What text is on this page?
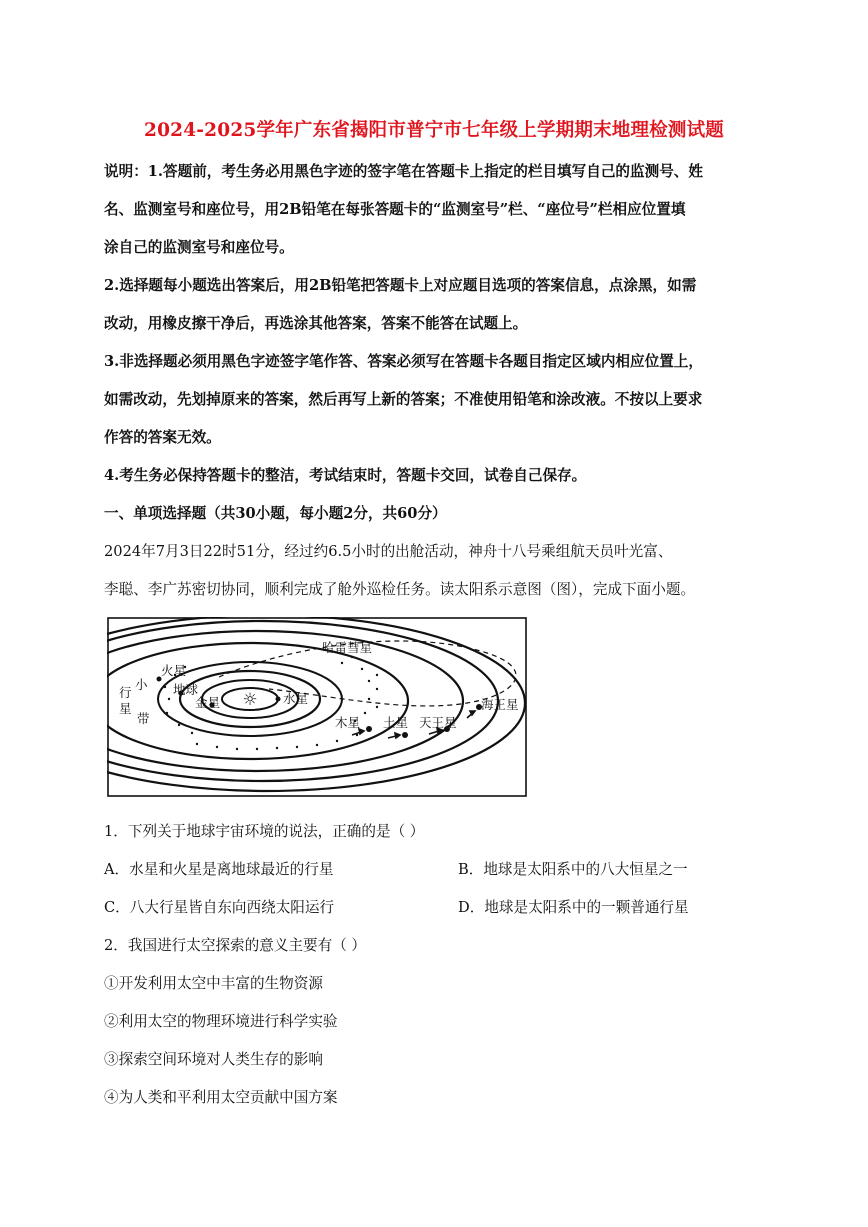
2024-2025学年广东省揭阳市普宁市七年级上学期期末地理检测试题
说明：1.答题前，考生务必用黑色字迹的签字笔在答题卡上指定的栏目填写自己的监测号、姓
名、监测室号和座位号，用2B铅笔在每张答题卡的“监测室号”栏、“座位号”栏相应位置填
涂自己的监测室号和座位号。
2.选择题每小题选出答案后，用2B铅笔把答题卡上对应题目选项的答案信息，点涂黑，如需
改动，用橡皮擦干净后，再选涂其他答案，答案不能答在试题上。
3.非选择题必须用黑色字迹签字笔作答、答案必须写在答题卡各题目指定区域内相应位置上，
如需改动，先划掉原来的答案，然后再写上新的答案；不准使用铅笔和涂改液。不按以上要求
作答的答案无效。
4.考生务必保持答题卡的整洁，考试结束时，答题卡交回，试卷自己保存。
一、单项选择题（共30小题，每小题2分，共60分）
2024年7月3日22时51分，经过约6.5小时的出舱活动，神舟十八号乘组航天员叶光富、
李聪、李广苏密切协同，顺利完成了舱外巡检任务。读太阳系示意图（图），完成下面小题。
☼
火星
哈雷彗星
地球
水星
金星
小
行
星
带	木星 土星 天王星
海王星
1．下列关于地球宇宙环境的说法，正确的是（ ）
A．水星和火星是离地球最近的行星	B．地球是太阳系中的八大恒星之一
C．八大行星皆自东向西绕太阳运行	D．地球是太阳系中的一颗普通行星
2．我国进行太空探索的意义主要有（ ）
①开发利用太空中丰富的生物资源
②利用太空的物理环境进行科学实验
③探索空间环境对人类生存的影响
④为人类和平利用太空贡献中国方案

────────────────

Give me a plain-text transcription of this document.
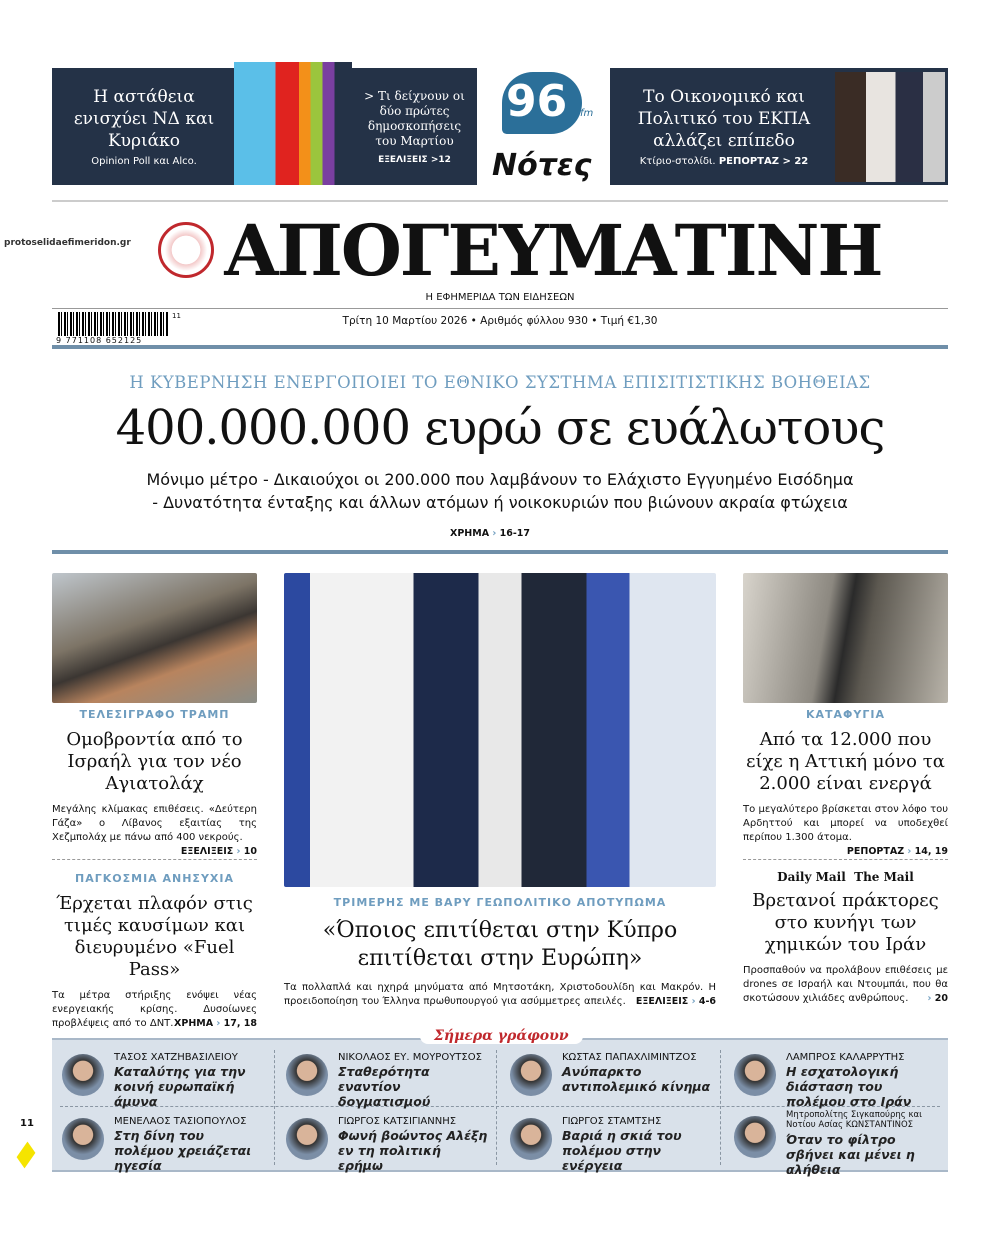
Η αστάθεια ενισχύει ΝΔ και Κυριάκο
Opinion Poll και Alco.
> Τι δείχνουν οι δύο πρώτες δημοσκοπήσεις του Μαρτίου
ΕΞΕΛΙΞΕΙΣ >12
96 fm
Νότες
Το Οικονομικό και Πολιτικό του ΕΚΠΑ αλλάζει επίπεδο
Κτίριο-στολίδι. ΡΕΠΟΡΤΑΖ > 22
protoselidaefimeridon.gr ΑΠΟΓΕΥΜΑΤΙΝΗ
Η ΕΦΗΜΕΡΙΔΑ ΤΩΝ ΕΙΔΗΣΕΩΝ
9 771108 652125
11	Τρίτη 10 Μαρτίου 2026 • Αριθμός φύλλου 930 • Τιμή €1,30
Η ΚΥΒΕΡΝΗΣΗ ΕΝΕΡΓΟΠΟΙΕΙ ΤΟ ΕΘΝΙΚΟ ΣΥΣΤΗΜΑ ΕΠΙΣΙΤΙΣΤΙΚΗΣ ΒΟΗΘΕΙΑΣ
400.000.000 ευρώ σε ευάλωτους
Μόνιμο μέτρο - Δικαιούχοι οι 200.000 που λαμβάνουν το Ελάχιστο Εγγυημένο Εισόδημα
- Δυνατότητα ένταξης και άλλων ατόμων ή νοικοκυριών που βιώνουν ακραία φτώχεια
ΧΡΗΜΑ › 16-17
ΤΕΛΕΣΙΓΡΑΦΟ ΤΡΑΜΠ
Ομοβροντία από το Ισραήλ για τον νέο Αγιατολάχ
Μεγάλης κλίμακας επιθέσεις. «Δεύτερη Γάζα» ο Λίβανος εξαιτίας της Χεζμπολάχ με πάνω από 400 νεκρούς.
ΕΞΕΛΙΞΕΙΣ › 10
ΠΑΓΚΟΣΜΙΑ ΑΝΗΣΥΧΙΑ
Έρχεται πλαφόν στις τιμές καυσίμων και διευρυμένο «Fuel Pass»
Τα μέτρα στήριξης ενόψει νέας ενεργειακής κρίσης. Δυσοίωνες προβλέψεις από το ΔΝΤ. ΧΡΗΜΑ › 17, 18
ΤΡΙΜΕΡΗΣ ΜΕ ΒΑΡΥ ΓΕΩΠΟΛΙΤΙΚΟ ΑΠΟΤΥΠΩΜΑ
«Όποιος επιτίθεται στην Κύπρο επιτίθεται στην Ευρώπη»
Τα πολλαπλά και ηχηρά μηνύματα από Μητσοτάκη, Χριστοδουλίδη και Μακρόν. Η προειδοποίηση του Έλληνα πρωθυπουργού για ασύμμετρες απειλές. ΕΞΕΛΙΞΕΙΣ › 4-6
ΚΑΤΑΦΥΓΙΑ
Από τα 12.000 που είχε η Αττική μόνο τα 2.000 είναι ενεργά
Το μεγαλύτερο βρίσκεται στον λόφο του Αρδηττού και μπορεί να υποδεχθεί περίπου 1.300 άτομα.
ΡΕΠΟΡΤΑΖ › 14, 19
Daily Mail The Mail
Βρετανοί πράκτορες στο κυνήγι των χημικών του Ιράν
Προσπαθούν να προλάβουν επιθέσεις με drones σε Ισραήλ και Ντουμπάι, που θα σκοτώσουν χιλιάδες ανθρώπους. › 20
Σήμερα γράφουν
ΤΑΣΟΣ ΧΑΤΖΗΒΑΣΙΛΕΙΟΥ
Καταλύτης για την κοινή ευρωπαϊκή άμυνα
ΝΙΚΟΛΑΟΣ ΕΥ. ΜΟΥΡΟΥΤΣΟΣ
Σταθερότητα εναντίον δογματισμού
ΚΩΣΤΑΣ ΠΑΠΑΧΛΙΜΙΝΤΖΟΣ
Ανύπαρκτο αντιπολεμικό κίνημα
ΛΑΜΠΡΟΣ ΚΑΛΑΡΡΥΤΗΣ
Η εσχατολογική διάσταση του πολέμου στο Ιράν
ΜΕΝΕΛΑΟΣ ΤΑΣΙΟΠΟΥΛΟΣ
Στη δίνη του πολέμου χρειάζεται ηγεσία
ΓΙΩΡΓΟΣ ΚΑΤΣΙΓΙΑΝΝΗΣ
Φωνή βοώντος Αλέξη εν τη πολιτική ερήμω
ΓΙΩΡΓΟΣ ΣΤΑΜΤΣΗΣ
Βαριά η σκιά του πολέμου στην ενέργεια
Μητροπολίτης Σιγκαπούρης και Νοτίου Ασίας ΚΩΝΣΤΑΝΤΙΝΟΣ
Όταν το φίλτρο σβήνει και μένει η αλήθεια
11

────────────────

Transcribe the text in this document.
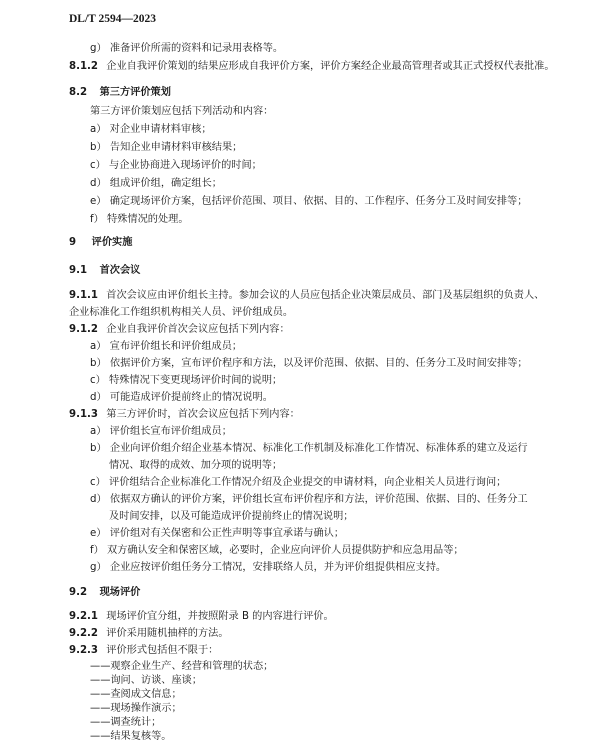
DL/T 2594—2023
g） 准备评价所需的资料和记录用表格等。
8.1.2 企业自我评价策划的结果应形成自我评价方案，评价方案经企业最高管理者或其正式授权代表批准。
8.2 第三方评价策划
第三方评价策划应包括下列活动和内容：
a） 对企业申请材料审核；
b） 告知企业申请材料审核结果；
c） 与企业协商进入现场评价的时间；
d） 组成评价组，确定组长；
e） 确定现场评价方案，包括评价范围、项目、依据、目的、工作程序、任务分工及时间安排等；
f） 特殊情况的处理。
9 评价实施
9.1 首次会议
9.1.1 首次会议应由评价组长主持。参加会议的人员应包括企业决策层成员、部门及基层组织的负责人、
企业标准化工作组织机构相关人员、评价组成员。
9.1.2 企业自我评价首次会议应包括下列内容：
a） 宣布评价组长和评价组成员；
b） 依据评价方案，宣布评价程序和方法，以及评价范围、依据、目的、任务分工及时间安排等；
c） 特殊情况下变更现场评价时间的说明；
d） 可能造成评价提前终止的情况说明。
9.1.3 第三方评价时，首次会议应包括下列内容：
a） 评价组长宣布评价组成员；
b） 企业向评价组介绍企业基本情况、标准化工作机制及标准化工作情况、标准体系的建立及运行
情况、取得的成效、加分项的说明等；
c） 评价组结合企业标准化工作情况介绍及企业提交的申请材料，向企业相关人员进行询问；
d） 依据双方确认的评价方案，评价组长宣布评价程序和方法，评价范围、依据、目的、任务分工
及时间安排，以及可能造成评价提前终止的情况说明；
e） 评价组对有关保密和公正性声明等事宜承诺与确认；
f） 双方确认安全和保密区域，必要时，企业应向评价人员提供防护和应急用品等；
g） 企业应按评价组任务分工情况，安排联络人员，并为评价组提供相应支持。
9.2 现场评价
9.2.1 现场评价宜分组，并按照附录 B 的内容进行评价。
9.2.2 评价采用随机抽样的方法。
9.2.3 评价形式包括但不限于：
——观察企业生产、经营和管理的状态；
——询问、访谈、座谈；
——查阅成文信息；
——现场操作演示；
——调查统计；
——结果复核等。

────────────────

## Requirement
Check each line of the entries above for the word "document". List the ones that have it.

## Exercise result
Give me a plain-text transcription of this document.
Transcribe the text in this document.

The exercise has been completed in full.